(Objective) Go through the material below and copy all lines with "timestamp".

(Dataset records)
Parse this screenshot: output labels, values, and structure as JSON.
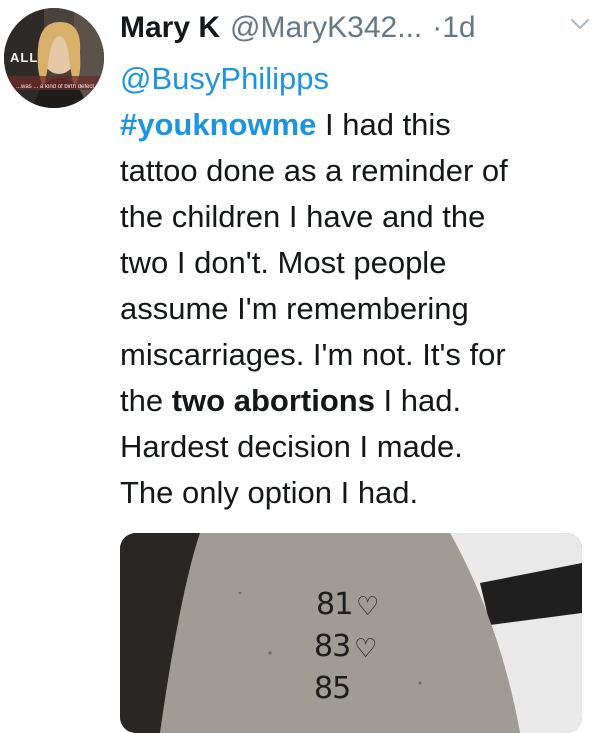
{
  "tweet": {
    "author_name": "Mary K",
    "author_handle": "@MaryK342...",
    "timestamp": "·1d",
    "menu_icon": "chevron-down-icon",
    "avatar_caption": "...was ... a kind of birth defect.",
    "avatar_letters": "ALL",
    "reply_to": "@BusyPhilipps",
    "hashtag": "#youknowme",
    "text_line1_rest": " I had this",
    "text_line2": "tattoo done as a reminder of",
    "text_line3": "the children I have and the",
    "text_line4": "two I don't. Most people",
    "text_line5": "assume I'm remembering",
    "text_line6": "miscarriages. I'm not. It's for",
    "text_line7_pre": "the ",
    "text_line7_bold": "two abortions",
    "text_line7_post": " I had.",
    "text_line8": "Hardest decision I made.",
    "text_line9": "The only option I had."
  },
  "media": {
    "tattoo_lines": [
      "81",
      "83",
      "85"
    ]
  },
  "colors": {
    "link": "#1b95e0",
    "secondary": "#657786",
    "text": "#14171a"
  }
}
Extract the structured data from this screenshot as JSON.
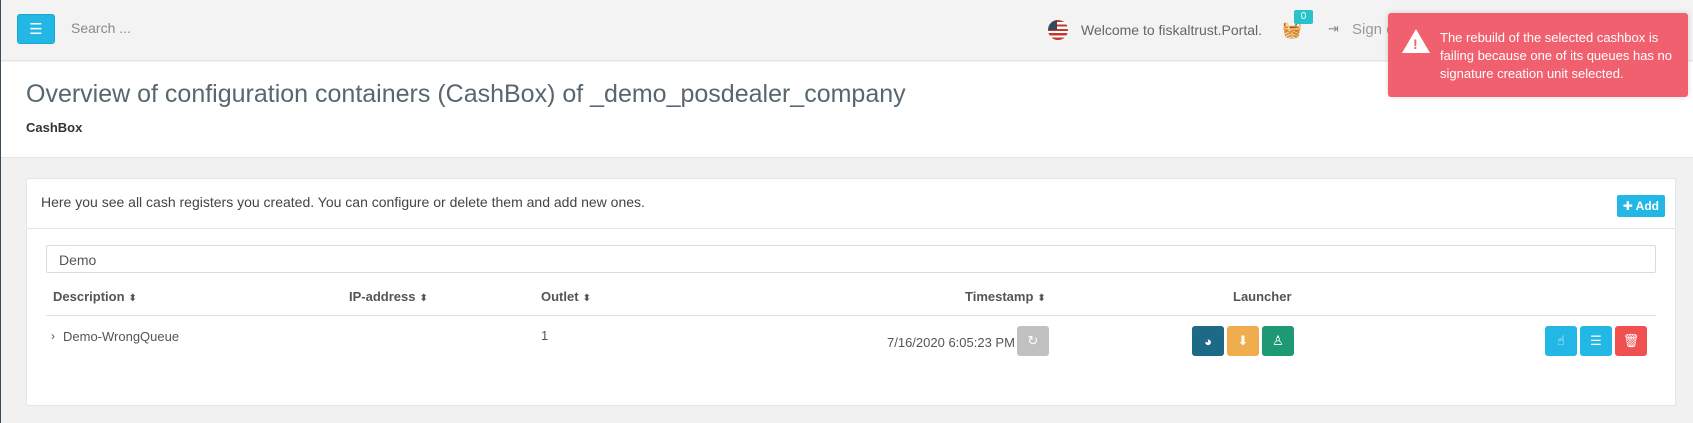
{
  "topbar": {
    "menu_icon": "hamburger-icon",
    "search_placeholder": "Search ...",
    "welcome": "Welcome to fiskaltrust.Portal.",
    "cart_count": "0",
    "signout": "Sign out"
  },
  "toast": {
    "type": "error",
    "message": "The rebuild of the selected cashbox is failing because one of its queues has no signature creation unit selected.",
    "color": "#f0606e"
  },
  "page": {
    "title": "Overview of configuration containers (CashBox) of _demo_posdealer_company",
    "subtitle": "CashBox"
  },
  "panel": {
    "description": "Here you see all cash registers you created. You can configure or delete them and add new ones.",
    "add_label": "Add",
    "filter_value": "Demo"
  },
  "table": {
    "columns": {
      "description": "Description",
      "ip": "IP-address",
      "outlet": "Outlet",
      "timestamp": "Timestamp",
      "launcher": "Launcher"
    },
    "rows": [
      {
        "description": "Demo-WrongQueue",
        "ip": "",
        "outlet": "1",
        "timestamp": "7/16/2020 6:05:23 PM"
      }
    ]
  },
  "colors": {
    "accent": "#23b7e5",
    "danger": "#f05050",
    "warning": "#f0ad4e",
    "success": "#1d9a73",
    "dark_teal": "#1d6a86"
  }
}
---
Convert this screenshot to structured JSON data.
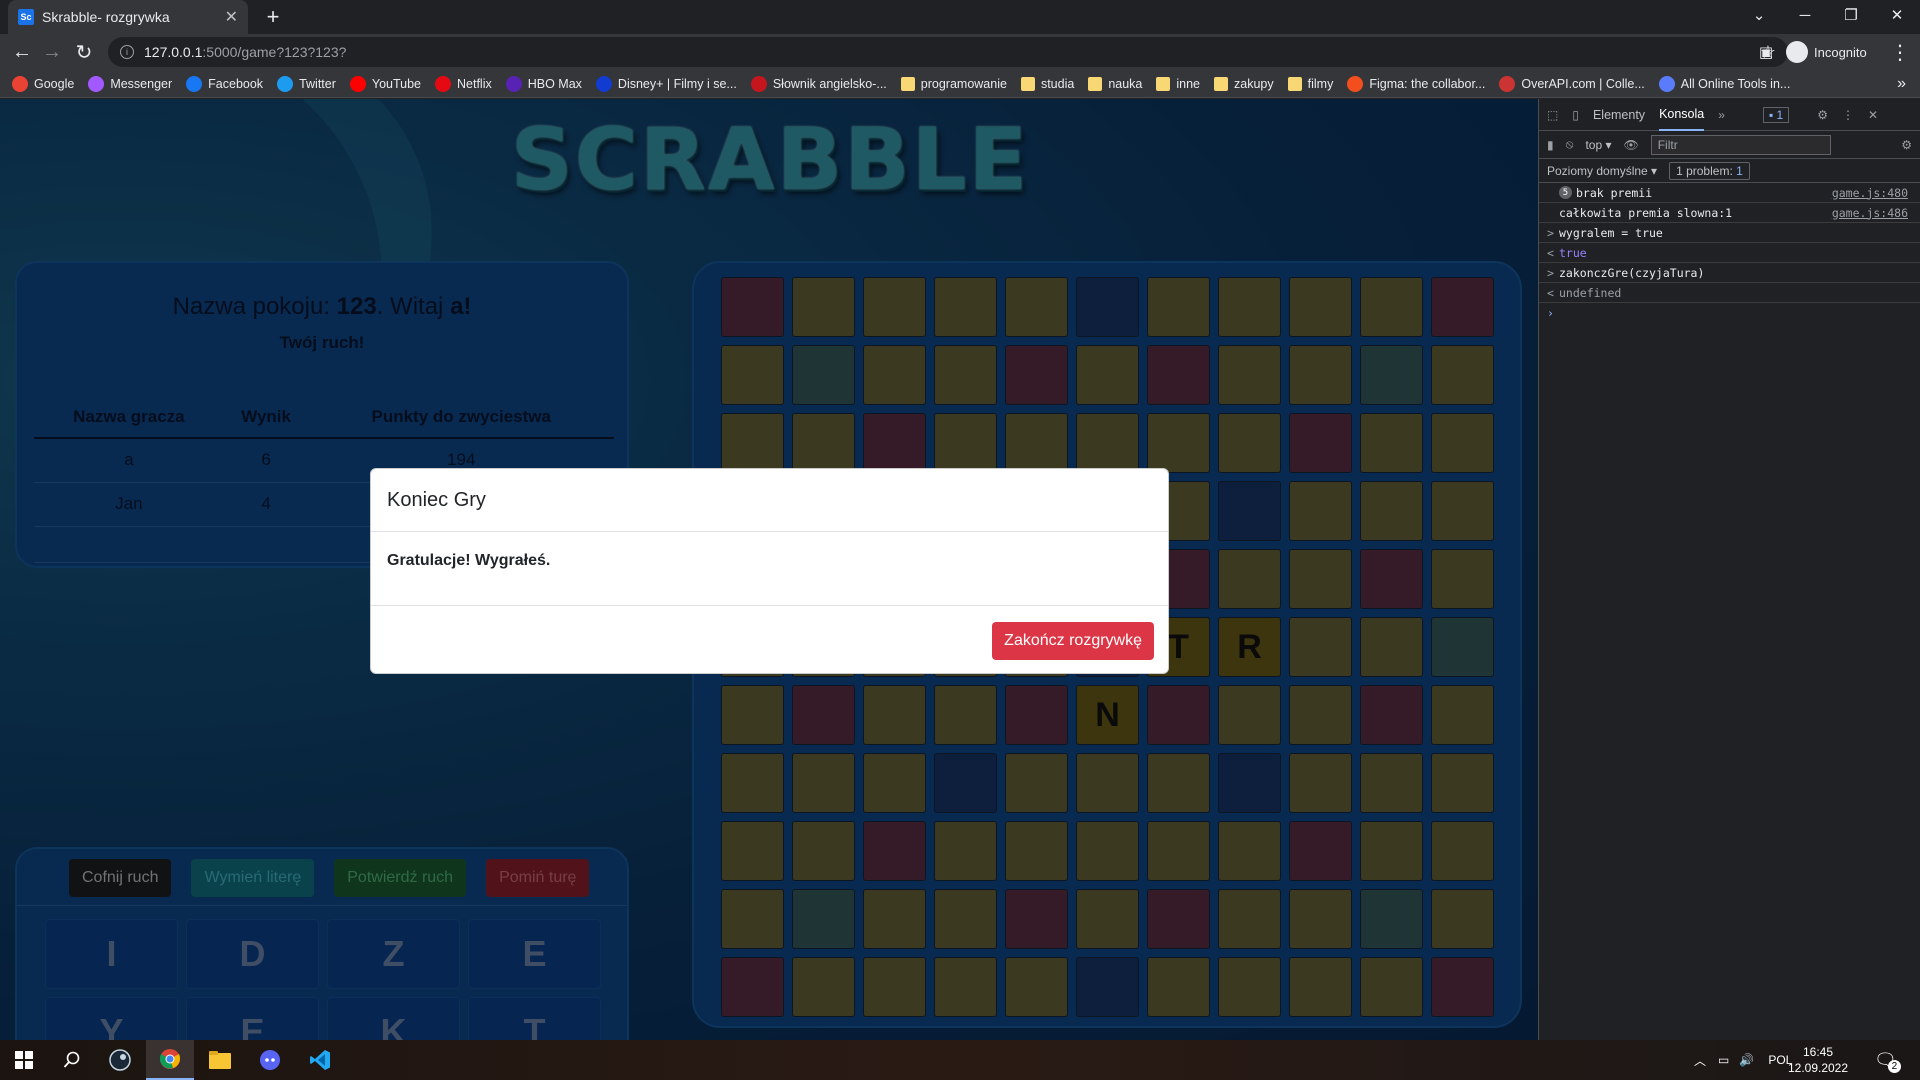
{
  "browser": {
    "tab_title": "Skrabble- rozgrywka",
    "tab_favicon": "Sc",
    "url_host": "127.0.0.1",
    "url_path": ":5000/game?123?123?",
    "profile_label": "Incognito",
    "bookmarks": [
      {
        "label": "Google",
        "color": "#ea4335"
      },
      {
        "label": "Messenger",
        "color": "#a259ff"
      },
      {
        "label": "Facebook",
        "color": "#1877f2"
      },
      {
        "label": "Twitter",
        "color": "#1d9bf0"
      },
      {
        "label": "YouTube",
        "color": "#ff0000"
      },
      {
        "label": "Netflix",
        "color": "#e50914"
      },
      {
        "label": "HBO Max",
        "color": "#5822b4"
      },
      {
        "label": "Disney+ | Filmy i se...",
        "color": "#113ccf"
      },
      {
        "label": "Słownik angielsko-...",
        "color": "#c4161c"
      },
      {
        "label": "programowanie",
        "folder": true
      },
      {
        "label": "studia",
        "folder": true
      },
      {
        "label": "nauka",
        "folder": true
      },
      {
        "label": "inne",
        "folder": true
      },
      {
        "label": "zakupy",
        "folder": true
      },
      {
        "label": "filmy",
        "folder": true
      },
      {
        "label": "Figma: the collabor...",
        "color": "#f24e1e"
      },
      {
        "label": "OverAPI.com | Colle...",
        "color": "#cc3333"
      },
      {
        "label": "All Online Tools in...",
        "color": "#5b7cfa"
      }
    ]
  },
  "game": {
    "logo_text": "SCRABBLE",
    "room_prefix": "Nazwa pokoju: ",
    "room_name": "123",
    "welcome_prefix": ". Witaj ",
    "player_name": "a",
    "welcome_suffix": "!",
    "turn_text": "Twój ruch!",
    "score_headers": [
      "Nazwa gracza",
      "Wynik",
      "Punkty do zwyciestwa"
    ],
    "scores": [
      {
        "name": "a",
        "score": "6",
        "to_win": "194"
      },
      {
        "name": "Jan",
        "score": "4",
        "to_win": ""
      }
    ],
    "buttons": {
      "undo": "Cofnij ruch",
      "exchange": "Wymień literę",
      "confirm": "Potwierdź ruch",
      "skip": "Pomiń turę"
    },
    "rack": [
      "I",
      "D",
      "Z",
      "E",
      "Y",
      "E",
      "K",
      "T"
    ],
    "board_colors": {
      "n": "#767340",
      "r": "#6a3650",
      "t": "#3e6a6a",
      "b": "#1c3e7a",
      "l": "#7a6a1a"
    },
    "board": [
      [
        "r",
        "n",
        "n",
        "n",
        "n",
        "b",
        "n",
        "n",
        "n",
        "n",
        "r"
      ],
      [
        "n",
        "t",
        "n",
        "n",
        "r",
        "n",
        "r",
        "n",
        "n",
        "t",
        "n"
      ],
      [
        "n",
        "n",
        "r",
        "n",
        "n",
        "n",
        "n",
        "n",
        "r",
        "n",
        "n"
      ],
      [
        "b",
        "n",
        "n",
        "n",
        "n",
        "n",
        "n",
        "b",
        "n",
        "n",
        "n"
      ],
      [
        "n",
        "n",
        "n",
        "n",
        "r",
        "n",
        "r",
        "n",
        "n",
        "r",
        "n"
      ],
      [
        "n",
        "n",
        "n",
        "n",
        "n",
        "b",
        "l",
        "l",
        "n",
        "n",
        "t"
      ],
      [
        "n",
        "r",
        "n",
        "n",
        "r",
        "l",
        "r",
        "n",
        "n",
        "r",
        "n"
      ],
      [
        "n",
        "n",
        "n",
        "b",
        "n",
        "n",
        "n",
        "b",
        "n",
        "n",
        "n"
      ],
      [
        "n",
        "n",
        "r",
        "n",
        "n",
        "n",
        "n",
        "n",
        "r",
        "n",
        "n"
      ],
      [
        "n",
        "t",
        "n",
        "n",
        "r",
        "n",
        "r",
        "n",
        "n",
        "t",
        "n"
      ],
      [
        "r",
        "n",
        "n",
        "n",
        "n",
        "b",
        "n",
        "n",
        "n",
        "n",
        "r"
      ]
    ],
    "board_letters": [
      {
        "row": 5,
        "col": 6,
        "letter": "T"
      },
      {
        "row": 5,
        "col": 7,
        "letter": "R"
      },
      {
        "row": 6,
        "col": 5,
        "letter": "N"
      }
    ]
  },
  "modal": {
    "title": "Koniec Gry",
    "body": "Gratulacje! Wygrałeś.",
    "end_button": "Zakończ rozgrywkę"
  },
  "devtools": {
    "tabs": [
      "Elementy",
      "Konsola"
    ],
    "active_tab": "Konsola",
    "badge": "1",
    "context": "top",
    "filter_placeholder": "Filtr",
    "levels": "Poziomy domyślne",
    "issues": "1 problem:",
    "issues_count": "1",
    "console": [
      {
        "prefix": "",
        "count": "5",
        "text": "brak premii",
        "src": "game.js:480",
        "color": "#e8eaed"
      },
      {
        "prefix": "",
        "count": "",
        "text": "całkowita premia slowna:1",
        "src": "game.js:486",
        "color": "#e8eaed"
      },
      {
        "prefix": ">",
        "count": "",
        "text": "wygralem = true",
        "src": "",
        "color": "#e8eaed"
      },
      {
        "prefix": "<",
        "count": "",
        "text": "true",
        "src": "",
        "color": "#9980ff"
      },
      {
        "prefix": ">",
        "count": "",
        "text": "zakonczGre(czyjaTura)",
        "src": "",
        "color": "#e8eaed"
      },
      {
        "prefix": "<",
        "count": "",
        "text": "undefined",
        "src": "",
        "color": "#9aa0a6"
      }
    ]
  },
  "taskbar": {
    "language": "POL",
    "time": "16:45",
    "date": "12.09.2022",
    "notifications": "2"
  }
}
--
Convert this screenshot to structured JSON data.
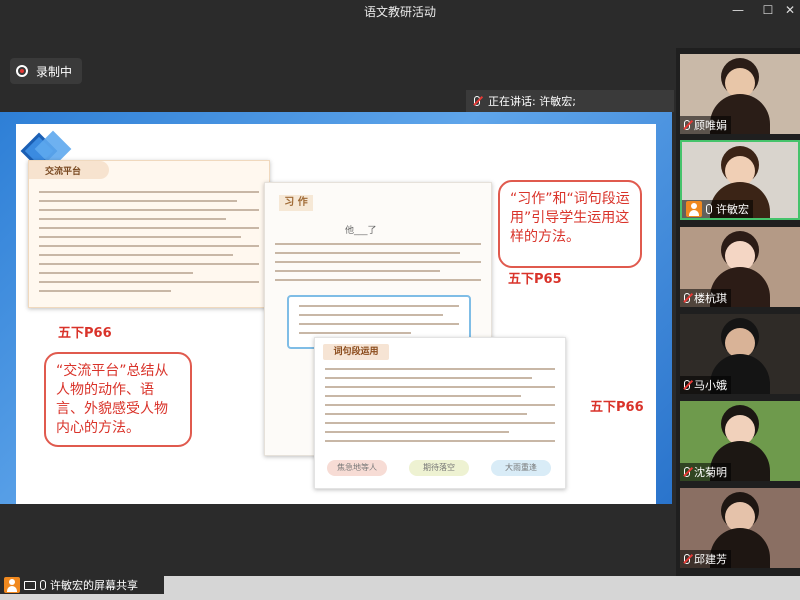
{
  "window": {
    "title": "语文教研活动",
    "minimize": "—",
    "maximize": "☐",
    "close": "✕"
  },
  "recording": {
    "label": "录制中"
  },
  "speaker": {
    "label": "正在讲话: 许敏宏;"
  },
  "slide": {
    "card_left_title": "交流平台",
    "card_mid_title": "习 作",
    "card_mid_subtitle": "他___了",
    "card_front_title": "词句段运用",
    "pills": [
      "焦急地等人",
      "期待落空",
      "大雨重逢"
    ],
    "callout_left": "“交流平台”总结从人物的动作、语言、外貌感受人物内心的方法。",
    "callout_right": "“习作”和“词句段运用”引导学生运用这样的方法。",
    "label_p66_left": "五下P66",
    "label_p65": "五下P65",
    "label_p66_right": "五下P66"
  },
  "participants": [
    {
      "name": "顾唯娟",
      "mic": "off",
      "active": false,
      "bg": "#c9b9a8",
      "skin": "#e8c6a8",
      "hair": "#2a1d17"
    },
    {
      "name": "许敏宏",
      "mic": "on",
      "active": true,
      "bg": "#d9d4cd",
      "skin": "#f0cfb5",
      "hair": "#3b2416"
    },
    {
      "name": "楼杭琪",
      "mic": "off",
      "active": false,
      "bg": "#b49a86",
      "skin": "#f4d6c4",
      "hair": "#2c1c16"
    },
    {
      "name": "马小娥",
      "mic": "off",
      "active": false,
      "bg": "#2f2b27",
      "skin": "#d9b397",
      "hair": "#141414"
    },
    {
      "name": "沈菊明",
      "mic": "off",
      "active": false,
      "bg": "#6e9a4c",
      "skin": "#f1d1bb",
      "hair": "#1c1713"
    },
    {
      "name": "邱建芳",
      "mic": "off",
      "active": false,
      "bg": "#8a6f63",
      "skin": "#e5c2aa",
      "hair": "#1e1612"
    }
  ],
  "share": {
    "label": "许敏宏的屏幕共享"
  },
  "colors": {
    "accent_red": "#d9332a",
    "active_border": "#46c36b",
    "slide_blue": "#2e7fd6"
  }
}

(Final result)
    "timestamp": "·1d",
      "timestamp": "Timestamp",
        "timestamp": "7/16/2020 6:05:23 PM"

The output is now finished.